#### [Exercise aim]
Within the listing below, count the lines that have the string "pathogens". Answer with that number only.

#### [Record extracts]
┏━━
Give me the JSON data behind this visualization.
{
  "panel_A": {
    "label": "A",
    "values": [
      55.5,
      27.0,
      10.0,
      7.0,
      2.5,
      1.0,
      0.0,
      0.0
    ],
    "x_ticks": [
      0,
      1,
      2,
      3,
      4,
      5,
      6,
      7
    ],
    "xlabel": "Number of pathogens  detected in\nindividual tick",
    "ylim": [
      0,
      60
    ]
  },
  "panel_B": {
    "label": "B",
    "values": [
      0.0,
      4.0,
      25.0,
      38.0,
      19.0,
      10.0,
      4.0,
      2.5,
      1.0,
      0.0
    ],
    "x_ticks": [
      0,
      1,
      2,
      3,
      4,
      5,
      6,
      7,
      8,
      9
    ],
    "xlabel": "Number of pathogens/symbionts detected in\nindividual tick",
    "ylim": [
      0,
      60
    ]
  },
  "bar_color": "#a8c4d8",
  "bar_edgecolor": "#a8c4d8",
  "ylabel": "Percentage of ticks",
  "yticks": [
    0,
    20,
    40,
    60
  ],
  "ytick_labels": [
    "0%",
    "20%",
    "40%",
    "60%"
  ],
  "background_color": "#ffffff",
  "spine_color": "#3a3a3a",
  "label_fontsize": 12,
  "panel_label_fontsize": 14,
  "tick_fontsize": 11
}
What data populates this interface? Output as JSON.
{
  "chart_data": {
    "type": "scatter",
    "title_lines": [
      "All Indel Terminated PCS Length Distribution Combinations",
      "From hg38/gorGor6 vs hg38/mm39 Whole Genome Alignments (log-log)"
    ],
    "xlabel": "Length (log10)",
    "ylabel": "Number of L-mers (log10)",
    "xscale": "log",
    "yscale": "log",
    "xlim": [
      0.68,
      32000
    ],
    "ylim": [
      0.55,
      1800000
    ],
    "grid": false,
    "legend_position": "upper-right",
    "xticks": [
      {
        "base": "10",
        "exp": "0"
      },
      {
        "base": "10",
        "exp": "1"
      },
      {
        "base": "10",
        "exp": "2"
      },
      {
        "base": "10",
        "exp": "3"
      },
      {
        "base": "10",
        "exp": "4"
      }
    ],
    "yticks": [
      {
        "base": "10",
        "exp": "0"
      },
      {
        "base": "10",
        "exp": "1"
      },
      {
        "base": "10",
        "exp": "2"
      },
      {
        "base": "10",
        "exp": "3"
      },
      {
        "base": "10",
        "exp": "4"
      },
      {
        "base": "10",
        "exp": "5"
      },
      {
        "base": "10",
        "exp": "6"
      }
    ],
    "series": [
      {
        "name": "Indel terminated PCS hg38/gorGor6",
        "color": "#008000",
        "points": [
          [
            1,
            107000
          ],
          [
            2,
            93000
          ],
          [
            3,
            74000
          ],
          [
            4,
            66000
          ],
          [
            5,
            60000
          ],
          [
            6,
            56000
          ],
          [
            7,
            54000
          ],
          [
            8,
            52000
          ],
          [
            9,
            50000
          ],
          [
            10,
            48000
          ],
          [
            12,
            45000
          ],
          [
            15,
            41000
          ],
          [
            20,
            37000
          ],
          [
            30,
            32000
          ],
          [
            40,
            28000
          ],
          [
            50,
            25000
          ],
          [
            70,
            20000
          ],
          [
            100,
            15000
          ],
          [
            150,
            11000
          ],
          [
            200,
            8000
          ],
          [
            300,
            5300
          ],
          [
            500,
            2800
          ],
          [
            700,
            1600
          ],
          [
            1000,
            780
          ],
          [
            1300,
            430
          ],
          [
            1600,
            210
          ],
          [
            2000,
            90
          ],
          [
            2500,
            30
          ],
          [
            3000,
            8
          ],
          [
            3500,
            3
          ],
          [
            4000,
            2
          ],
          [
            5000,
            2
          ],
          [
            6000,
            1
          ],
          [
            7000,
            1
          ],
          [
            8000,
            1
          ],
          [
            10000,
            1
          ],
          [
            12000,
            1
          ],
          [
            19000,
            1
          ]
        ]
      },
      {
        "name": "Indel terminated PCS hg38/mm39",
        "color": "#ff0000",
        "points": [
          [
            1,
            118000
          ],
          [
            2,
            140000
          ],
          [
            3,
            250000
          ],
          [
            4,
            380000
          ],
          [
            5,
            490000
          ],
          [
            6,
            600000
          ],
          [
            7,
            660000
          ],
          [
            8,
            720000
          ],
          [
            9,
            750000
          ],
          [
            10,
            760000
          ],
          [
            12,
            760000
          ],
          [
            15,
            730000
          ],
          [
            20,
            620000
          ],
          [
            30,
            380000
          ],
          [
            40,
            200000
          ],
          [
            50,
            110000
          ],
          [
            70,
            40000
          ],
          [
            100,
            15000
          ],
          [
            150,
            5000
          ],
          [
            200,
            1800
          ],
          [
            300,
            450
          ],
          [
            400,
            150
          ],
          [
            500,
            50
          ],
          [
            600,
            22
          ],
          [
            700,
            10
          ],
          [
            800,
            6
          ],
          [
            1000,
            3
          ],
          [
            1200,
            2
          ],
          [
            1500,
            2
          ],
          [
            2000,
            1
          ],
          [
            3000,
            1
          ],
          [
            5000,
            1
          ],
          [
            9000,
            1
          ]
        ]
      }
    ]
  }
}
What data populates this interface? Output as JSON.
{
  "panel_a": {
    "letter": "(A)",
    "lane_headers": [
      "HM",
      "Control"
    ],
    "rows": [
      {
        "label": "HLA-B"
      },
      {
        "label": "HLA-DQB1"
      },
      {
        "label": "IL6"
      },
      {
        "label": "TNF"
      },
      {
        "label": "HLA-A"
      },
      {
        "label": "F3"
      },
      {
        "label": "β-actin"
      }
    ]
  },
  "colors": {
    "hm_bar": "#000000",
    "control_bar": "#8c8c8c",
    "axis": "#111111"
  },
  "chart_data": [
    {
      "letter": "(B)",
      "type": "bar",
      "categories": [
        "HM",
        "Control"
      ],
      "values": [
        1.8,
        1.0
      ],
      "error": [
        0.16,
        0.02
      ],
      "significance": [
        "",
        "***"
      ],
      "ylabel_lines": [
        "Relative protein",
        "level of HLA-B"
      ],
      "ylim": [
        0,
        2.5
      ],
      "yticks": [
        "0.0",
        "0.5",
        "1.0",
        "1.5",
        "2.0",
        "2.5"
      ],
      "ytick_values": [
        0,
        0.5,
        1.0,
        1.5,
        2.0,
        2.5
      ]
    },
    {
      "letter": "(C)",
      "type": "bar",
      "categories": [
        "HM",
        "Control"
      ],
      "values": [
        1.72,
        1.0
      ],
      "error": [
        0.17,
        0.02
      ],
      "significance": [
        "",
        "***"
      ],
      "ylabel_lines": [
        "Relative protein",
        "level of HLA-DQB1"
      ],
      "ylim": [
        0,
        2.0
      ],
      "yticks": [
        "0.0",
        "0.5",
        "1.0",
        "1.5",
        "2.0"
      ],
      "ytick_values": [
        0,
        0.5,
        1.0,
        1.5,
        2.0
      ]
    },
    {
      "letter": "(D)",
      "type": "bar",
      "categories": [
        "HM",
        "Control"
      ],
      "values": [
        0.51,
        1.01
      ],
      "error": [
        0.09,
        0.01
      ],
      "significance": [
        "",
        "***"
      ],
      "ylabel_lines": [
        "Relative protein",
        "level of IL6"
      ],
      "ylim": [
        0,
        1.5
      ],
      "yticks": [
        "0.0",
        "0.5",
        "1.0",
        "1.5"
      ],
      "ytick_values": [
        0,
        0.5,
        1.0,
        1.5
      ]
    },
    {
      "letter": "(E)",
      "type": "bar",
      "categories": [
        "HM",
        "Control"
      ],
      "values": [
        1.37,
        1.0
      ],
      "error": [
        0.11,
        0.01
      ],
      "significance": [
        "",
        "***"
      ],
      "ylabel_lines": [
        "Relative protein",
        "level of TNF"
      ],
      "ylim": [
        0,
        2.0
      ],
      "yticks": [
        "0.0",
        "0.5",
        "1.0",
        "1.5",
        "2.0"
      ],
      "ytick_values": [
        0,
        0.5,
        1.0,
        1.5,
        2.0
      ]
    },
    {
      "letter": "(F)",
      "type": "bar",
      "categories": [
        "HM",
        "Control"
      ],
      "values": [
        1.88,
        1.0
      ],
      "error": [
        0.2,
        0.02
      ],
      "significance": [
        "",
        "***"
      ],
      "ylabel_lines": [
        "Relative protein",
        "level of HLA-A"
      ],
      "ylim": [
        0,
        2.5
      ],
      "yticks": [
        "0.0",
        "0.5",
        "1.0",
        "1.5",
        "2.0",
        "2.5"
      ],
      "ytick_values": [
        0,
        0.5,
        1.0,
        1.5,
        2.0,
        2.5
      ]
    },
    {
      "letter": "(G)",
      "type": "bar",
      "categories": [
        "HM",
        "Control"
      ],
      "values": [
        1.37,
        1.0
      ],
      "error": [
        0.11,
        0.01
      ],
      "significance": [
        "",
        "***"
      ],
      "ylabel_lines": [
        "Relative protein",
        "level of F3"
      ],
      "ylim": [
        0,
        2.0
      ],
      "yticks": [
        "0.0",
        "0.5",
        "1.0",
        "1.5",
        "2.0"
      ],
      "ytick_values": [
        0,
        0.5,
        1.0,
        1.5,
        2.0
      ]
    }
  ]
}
┗━━
#### [Expected output]
2